Selected passage:
▼
Another scenario is Google changing their ToS or their service degrading (especially like their really bad spam filters these days). You don't really have a choice of migrating, because you'll have to change your email address as well.
That doesn't happen when you have your own domain. If they do something wrong, you just take your domain to another provider. And all these are worth doing while your gmail is still active, because it will take a few months to migrate your third-party services and your important correspondences over to your new account.
And finally, I really hate the pervasive argument and attitude on HN in the lines of "They trample on us regardless. Might as well learn to live under their feet". Why do you deny yourself self-respect like this? Even if the odds seem insurmountable, it's worth resisting the tyranny in voice and in action. And your voice is important to other people, even if you don't know it. Your defeatist attitude can influence them as much as your relentless defiance can. Choose how you want to influence the society.
woleium
13 days ago
I think it’s more about picking your battles.
I don’t use google oauth, prefer user pass and email
I use google for email and docs, it’s convenient. i use my own domain though, and i backup my data nightly.
▲
Listed records:
▼
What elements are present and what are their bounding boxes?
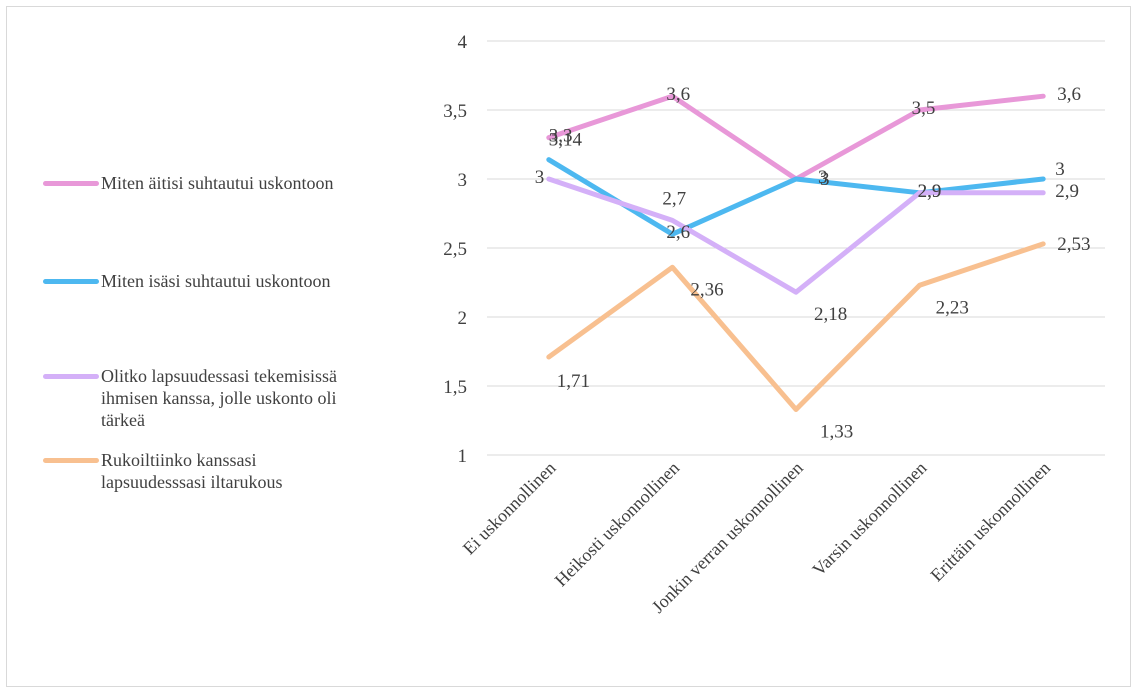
▲
▼
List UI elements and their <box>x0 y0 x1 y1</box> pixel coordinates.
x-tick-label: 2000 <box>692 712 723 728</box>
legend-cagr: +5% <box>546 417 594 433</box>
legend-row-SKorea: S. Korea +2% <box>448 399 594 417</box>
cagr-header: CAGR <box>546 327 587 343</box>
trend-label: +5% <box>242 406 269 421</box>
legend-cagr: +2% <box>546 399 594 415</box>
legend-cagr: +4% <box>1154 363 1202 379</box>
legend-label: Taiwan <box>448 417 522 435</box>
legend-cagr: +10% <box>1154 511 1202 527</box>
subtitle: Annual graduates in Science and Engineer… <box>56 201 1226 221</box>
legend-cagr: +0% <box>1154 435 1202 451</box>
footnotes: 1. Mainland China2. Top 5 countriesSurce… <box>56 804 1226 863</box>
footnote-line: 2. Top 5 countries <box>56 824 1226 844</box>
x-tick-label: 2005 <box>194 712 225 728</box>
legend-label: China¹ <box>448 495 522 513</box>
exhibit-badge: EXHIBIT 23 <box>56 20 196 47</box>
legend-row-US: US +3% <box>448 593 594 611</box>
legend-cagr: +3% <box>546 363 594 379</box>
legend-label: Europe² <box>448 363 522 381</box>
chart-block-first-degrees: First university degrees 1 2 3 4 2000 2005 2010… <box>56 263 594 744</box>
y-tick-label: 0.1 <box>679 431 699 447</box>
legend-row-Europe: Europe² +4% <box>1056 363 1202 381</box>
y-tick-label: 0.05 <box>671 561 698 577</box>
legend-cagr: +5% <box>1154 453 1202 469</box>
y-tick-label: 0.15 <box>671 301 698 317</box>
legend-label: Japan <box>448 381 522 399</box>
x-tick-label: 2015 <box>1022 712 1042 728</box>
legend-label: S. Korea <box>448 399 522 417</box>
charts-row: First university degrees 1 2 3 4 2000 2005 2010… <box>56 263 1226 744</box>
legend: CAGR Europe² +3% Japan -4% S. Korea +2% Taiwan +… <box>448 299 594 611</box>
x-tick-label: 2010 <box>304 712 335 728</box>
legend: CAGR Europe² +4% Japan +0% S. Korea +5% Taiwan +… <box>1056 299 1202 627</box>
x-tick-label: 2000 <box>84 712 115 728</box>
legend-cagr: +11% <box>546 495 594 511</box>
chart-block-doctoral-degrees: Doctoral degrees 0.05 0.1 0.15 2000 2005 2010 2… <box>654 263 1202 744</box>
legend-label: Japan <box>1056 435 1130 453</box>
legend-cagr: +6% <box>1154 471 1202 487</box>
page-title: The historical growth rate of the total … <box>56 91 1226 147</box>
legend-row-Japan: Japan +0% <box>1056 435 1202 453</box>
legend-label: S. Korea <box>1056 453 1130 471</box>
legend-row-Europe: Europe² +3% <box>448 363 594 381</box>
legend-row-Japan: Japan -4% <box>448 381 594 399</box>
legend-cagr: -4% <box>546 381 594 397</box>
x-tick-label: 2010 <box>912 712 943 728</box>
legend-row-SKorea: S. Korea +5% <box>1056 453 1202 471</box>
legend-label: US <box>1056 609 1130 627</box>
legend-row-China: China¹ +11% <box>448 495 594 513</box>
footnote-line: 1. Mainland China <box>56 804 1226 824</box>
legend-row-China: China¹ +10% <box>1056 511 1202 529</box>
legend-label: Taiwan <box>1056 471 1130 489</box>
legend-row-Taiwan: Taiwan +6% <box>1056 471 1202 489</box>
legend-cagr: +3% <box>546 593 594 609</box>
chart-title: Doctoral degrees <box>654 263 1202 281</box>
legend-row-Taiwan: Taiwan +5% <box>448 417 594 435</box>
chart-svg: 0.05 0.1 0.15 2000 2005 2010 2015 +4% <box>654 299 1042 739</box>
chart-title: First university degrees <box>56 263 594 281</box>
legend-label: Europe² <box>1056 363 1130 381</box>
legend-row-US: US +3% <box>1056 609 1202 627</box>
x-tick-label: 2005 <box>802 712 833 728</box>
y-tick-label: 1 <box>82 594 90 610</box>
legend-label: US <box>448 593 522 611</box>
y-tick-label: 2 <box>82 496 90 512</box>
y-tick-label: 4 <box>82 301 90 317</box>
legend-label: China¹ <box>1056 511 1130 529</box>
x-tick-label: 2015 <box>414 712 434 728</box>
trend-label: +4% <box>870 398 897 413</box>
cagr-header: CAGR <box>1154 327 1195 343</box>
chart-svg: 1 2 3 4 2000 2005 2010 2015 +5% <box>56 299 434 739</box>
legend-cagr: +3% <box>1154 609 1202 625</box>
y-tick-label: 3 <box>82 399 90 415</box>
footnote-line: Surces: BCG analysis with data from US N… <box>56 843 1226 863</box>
▲
The problem: In the discussion about using your own email domain, why is it worth setting things up while your Gmail account is still active?

Full response: It will take a few months to migrate your third-party services and important correspondences over to your new account.